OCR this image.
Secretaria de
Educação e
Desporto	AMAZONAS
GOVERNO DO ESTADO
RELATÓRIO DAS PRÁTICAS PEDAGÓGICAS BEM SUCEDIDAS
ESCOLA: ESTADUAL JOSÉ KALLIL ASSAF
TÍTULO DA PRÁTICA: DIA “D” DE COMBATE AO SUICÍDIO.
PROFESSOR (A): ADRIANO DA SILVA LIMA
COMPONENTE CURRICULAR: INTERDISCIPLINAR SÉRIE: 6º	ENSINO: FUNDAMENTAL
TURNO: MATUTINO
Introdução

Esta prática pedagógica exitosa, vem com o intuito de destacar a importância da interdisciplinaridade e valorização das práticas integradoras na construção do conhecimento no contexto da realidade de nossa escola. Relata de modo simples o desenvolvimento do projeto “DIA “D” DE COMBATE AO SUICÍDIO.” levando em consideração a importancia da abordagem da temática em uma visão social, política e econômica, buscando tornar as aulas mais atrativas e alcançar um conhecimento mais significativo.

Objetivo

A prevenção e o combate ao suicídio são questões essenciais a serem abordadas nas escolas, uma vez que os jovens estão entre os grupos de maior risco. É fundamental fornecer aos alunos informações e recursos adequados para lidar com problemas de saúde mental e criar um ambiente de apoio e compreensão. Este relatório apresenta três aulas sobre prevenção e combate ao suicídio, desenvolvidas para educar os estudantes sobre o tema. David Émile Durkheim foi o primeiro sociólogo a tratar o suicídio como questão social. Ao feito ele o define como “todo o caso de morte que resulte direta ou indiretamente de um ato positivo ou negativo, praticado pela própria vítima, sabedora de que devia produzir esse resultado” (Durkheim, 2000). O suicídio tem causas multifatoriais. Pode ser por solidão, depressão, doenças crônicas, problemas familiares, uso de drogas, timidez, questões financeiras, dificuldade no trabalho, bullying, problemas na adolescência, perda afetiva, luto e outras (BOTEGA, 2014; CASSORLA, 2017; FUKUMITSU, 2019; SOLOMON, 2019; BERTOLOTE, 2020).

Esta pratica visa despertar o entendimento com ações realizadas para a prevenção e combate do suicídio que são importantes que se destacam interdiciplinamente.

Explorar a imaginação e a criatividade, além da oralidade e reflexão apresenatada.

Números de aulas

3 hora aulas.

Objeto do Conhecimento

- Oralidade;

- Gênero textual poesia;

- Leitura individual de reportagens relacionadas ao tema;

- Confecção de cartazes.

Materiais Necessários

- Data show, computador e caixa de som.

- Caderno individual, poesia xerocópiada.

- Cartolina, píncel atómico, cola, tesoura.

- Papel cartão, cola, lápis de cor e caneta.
══════════════════════════════
» Goal of the exercise: Return each line in the records that holds the string "individual".

» Finished exercise:
- Leitura individual de reportagens relacionadas ao tema;
- Caderno individual, poesia xerocópiada.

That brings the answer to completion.